====== Stored records ======

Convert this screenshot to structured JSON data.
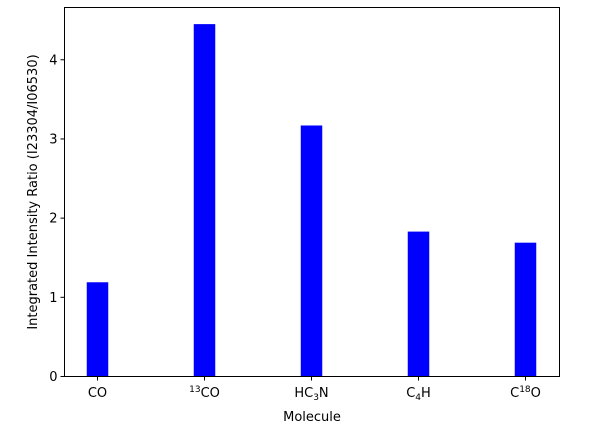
{
  "chart_data": {
    "type": "bar",
    "categories": [
      {
        "base": "CO",
        "parts": [
          {
            "t": "CO",
            "s": ""
          }
        ]
      },
      {
        "base": "13CO",
        "parts": [
          {
            "t": "13",
            "s": "sup"
          },
          {
            "t": "CO",
            "s": ""
          }
        ]
      },
      {
        "base": "HC3N",
        "parts": [
          {
            "t": "HC",
            "s": ""
          },
          {
            "t": "3",
            "s": "sub"
          },
          {
            "t": "N",
            "s": ""
          }
        ]
      },
      {
        "base": "C4H",
        "parts": [
          {
            "t": "C",
            "s": ""
          },
          {
            "t": "4",
            "s": "sub"
          },
          {
            "t": "H",
            "s": ""
          }
        ]
      },
      {
        "base": "C18O",
        "parts": [
          {
            "t": "C",
            "s": ""
          },
          {
            "t": "18",
            "s": "sup"
          },
          {
            "t": "O",
            "s": ""
          }
        ]
      }
    ],
    "values": [
      1.19,
      4.45,
      3.17,
      1.83,
      1.69
    ],
    "xlabel": "Molecule",
    "ylabel": "Integrated Intensity Ratio (I23304/I06530)",
    "ylim": [
      0,
      4.66
    ],
    "yticks": [
      "0",
      "1",
      "2",
      "3",
      "4"
    ],
    "bar_color": "#0000ff",
    "grid": false
  }
}
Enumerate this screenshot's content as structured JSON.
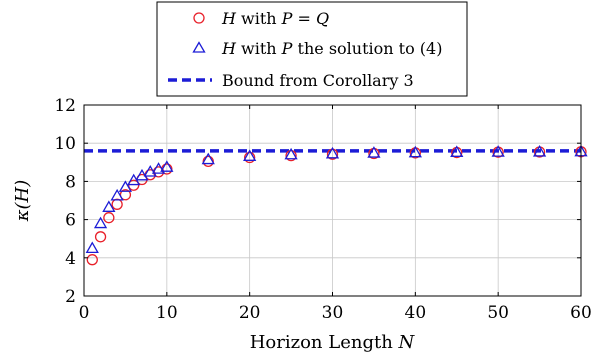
{
  "chart_data": {
    "type": "scatter",
    "xlabel": {
      "text": "Horizon Length ",
      "var": "N"
    },
    "ylabel": {
      "text": "κ(H)"
    },
    "xlim": [
      0,
      60
    ],
    "ylim": [
      2,
      12
    ],
    "xticks": [
      0,
      10,
      20,
      30,
      40,
      50,
      60
    ],
    "yticks": [
      2,
      4,
      6,
      8,
      10,
      12
    ],
    "grid": true,
    "legend_position": "top-center",
    "series": [
      {
        "name": "H with P = Q",
        "legend": {
          "a": "H",
          "b": " with ",
          "c": "P = Q",
          "d": ""
        },
        "marker": "circle",
        "color": "#e8202a",
        "x": [
          1,
          2,
          3,
          4,
          5,
          6,
          7,
          8,
          9,
          10,
          15,
          20,
          25,
          30,
          35,
          40,
          45,
          50,
          55,
          60
        ],
        "y": [
          3.9,
          5.1,
          6.1,
          6.8,
          7.3,
          7.8,
          8.1,
          8.35,
          8.5,
          8.65,
          9.05,
          9.25,
          9.35,
          9.42,
          9.46,
          9.49,
          9.51,
          9.53,
          9.54,
          9.55
        ]
      },
      {
        "name": "H with P the solution to (4)",
        "legend": {
          "a": "H",
          "b": " with ",
          "c": "P",
          "d": " the solution to (4)"
        },
        "marker": "triangle",
        "color": "#1c1cd6",
        "x": [
          1,
          2,
          3,
          4,
          5,
          6,
          7,
          8,
          9,
          10,
          15,
          20,
          25,
          30,
          35,
          40,
          45,
          50,
          55,
          60
        ],
        "y": [
          4.5,
          5.8,
          6.65,
          7.25,
          7.7,
          8.05,
          8.3,
          8.5,
          8.65,
          8.75,
          9.15,
          9.32,
          9.4,
          9.45,
          9.49,
          9.51,
          9.53,
          9.54,
          9.55,
          9.56
        ]
      }
    ],
    "bound": {
      "name": "Bound from Corollary 3",
      "value": 9.6,
      "color": "#1c1cd6",
      "style": "dashed"
    }
  }
}
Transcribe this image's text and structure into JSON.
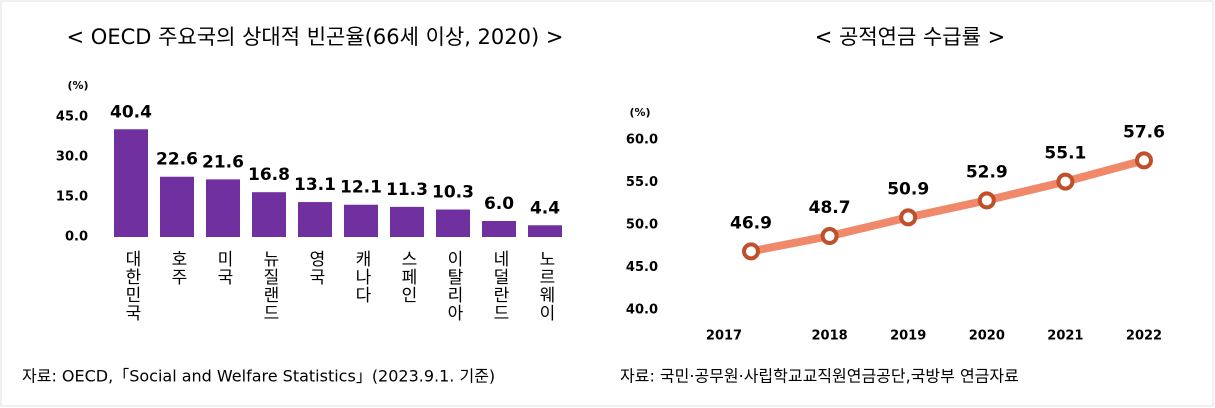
{
  "chart_data": [
    {
      "type": "bar",
      "title": "< OECD 주요국의 상대적 빈곤율(66세 이상, 2020) >",
      "unit": "(%)",
      "categories": [
        "대한민국",
        "호주",
        "미국",
        "뉴질랜드",
        "영국",
        "캐나다",
        "스페인",
        "이탈리아",
        "네덜란드",
        "노르웨이"
      ],
      "values": [
        40.4,
        22.6,
        21.6,
        16.8,
        13.1,
        12.1,
        11.3,
        10.3,
        6.0,
        4.4
      ],
      "value_labels": [
        "40.4",
        "22.6",
        "21.6",
        "16.8",
        "13.1",
        "12.1",
        "11.3",
        "10.3",
        "6.0",
        "4.4"
      ],
      "color": "#70309f",
      "ylim": [
        0,
        45
      ],
      "yticks": [
        {
          "value": 0,
          "label": "0.0"
        },
        {
          "value": 15,
          "label": "15.0"
        },
        {
          "value": 30,
          "label": "30.0"
        },
        {
          "value": 45,
          "label": "45.0"
        }
      ],
      "source": "자료: OECD,「Social and Welfare Statistics」(2023.9.1. 기준)"
    },
    {
      "type": "line",
      "title": "< 공적연금 수급률 >",
      "unit": "(%)",
      "categories": [
        "2017",
        "2018",
        "2019",
        "2020",
        "2021",
        "2022"
      ],
      "values": [
        46.9,
        48.7,
        50.9,
        52.9,
        55.1,
        57.6
      ],
      "color": "#f0896a",
      "marker_color": "#c0502b",
      "ylim": [
        40,
        60
      ],
      "yticks": [
        {
          "value": 40,
          "label": "40.0"
        },
        {
          "value": 45,
          "label": "45.0"
        },
        {
          "value": 50,
          "label": "50.0"
        },
        {
          "value": 55,
          "label": "55.0"
        },
        {
          "value": 60,
          "label": "60.0"
        }
      ],
      "source": "자료: 국민·공무원·사립학교교직원연금공단,국방부 연금자료"
    }
  ]
}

======

Can you retype every record above exactly, leaving out the pictures?

» Solution to this task
Convert this screenshot to structured JSON data.
{
  "chart_data": {
    "type": "bar",
    "categories": [
      {
        "base": "CO",
        "parts": [
          {
            "t": "CO",
            "s": ""
          }
        ]
      },
      {
        "base": "13CO",
        "parts": [
          {
            "t": "13",
            "s": "sup"
          },
          {
            "t": "CO",
            "s": ""
          }
        ]
      },
      {
        "base": "HC3N",
        "parts": [
          {
            "t": "HC",
            "s": ""
          },
          {
            "t": "3",
            "s": "sub"
          },
          {
            "t": "N",
            "s": ""
          }
        ]
      },
      {
        "base": "C4H",
        "parts": [
          {
            "t": "C",
            "s": ""
          },
          {
            "t": "4",
            "s": "sub"
          },
          {
            "t": "H",
            "s": ""
          }
        ]
      },
      {
        "base": "C18O",
        "parts": [
          {
            "t": "C",
            "s": ""
          },
          {
            "t": "18",
            "s": "sup"
          },
          {
            "t": "O",
            "s": ""
          }
        ]
      }
    ],
    "values": [
      1.19,
      4.45,
      3.17,
      1.83,
      1.69
    ],
    "xlabel": "Molecule",
    "ylabel": "Integrated Intensity Ratio (I23304/I06530)",
    "ylim": [
      0,
      4.66
    ],
    "yticks": [
      "0",
      "1",
      "2",
      "3",
      "4"
    ],
    "bar_color": "#0000ff",
    "grid": false
  }
}
Enumerate this screenshot's content as structured JSON.
{
  "chart_data": {
    "type": "scatter",
    "xlabel": {
      "text": "Horizon Length ",
      "var": "N"
    },
    "ylabel": {
      "text": "κ(H)"
    },
    "xlim": [
      0,
      60
    ],
    "ylim": [
      2,
      12
    ],
    "xticks": [
      0,
      10,
      20,
      30,
      40,
      50,
      60
    ],
    "yticks": [
      2,
      4,
      6,
      8,
      10,
      12
    ],
    "grid": true,
    "legend_position": "top-center",
    "series": [
      {
        "name": "H with P = Q",
        "legend": {
          "a": "H",
          "b": " with ",
          "c": "P = Q",
          "d": ""
        },
        "marker": "circle",
        "color": "#e8202a",
        "x": [
          1,
          2,
          3,
          4,
          5,
          6,
          7,
          8,
          9,
          10,
          15,
          20,
          25,
          30,
          35,
          40,
          45,
          50,
          55,
          60
        ],
        "y": [
          3.9,
          5.1,
          6.1,
          6.8,
          7.3,
          7.8,
          8.1,
          8.35,
          8.5,
          8.65,
          9.05,
          9.25,
          9.35,
          9.42,
          9.46,
          9.49,
          9.51,
          9.53,
          9.54,
          9.55
        ]
      },
      {
        "name": "H with P the solution to (4)",
        "legend": {
          "a": "H",
          "b": " with ",
          "c": "P",
          "d": " the solution to (4)"
        },
        "marker": "triangle",
        "color": "#1c1cd6",
        "x": [
          1,
          2,
          3,
          4,
          5,
          6,
          7,
          8,
          9,
          10,
          15,
          20,
          25,
          30,
          35,
          40,
          45,
          50,
          55,
          60
        ],
        "y": [
          4.5,
          5.8,
          6.65,
          7.25,
          7.7,
          8.05,
          8.3,
          8.5,
          8.65,
          8.75,
          9.15,
          9.32,
          9.4,
          9.45,
          9.49,
          9.51,
          9.53,
          9.54,
          9.55,
          9.56
        ]
      }
    ],
    "bound": {
      "name": "Bound from Corollary 3",
      "value": 9.6,
      "color": "#1c1cd6",
      "style": "dashed"
    }
  }
}
Transcribe this image's text and structure into JSON.
{
  "chart_data": [
    {
      "type": "bar",
      "title": "< OECD 주요국의 상대적 빈곤율(66세 이상, 2020) >",
      "unit": "(%)",
      "categories": [
        "대한민국",
        "호주",
        "미국",
        "뉴질랜드",
        "영국",
        "캐나다",
        "스페인",
        "이탈리아",
        "네덜란드",
        "노르웨이"
      ],
      "values": [
        40.4,
        22.6,
        21.6,
        16.8,
        13.1,
        12.1,
        11.3,
        10.3,
        6.0,
        4.4
      ],
      "value_labels": [
        "40.4",
        "22.6",
        "21.6",
        "16.8",
        "13.1",
        "12.1",
        "11.3",
        "10.3",
        "6.0",
        "4.4"
      ],
      "color": "#70309f",
      "ylim": [
        0,
        45
      ],
      "yticks": [
        {
          "value": 0,
          "label": "0.0"
        },
        {
          "value": 15,
          "label": "15.0"
        },
        {
          "value": 30,
          "label": "30.0"
        },
        {
          "value": 45,
          "label": "45.0"
        }
      ],
      "source": "자료: OECD,「Social and Welfare Statistics」(2023.9.1. 기준)"
    },
    {
      "type": "line",
      "title": "< 공적연금 수급률 >",
      "unit": "(%)",
      "categories": [
        "2017",
        "2018",
        "2019",
        "2020",
        "2021",
        "2022"
      ],
      "values": [
        46.9,
        48.7,
        50.9,
        52.9,
        55.1,
        57.6
      ],
      "color": "#f0896a",
      "marker_color": "#c0502b",
      "ylim": [
        40,
        60
      ],
      "yticks": [
        {
          "value": 40,
          "label": "40.0"
        },
        {
          "value": 45,
          "label": "45.0"
        },
        {
          "value": 50,
          "label": "50.0"
        },
        {
          "value": 55,
          "label": "55.0"
        },
        {
          "value": 60,
          "label": "60.0"
        }
      ],
      "source": "자료: 국민·공무원·사립학교교직원연금공단,국방부 연금자료"
    }
  ]
}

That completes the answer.